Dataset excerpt
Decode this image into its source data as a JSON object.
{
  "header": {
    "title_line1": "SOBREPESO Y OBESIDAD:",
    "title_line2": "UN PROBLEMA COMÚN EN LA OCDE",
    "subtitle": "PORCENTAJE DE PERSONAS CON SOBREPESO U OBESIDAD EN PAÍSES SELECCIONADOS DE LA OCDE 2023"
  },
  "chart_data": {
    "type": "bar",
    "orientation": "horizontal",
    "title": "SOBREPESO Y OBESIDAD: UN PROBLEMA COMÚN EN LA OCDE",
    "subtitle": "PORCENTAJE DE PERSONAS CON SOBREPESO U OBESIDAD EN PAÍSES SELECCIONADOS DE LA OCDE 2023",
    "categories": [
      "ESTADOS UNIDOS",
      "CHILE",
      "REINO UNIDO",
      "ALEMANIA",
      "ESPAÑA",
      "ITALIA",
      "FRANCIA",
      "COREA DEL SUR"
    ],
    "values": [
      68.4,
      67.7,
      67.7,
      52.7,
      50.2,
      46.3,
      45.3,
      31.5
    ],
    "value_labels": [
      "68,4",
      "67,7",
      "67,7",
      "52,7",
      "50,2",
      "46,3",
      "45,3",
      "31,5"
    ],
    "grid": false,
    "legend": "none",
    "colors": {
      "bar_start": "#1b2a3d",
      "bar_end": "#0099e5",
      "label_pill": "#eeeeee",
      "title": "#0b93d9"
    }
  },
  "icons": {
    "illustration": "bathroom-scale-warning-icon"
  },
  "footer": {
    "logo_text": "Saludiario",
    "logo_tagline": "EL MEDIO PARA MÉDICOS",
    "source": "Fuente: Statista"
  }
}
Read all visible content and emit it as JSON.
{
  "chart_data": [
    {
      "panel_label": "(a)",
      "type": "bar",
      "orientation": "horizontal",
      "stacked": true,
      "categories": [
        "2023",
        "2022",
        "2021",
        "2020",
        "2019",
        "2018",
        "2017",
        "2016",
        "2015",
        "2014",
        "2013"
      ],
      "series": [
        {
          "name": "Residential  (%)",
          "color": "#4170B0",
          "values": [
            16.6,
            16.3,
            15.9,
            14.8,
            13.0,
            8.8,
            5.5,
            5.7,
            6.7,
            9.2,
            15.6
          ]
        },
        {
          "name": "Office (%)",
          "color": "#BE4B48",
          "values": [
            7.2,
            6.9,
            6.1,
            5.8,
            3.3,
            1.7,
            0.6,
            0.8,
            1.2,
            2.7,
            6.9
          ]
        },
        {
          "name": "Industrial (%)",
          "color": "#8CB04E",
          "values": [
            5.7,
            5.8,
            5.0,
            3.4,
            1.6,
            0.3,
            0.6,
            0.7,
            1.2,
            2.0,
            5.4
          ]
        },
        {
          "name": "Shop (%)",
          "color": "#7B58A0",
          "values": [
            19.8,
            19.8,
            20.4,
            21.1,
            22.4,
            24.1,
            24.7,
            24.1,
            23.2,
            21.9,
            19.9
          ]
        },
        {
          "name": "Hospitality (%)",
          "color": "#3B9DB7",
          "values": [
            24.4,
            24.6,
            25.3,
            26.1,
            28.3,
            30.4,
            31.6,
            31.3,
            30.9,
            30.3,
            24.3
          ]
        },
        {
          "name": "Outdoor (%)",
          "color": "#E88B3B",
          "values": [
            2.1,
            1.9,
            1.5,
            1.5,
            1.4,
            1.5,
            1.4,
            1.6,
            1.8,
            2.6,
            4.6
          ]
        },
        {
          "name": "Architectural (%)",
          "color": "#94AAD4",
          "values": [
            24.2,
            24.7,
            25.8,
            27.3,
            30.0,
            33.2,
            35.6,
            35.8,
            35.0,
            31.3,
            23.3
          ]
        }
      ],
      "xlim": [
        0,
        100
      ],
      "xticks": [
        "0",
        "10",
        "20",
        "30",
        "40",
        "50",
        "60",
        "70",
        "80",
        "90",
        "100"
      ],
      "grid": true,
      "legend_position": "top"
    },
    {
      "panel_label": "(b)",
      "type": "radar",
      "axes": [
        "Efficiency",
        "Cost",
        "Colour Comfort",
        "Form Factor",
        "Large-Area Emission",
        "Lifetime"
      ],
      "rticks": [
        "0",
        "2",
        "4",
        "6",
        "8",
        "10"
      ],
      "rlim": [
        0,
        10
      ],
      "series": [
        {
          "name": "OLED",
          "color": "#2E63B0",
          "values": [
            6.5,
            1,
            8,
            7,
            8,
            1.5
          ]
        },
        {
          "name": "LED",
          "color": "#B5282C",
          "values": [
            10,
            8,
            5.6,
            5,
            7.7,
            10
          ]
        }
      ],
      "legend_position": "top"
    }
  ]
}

[Written request]:
Check each line of the records above for the string "orientation", and report every line that has it.

[Right answer]:
    "orientation": "horizontal",
      "orientation": "horizontal",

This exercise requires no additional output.